--- Start of Excerpted data ---

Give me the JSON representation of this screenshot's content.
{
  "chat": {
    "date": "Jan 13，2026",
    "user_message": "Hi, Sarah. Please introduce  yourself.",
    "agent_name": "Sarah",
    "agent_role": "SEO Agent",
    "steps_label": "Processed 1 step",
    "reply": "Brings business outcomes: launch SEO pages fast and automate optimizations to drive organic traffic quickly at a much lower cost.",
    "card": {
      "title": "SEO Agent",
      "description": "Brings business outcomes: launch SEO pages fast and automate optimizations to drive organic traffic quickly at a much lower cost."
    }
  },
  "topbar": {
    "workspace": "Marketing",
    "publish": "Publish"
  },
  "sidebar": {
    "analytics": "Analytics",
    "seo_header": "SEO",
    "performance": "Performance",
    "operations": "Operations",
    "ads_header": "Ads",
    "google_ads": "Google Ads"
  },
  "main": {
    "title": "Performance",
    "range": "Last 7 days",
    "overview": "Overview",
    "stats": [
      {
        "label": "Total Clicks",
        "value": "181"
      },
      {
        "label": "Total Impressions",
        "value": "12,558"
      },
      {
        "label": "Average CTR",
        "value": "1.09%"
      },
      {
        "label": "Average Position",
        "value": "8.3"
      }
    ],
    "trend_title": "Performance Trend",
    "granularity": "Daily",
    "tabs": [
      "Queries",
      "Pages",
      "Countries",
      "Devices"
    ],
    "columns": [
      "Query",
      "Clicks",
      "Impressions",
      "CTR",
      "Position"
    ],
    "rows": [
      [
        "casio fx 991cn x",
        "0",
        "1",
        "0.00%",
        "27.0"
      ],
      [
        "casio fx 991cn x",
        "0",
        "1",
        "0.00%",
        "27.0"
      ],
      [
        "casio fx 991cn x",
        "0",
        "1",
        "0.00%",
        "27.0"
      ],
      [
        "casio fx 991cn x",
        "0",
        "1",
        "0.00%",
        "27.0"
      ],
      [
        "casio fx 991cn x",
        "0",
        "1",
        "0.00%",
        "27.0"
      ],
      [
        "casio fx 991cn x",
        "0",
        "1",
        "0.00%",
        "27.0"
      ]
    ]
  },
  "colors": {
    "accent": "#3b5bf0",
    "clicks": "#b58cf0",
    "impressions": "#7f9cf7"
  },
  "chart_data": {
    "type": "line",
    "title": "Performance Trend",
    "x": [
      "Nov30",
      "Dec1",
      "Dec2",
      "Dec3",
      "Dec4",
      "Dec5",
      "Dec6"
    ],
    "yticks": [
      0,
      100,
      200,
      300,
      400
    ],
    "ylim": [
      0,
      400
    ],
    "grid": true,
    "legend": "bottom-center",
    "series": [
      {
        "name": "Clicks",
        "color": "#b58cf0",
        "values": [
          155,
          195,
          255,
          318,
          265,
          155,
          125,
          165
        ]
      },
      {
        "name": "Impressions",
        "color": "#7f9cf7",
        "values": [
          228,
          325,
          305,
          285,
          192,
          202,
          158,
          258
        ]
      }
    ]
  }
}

--- End of Excerpted data ---

Check each line of the records for "outcomes" and copy the ones that contain it.

_Correct output_:
    "reply": "Brings business outcomes: launch SEO pages fast and automate optimizations to drive organic traffic quickly at a much lower cost.",
      "description": "Brings business outcomes: launch SEO pages fast and automate optimizations to drive organic traffic quickly at a much lower cost."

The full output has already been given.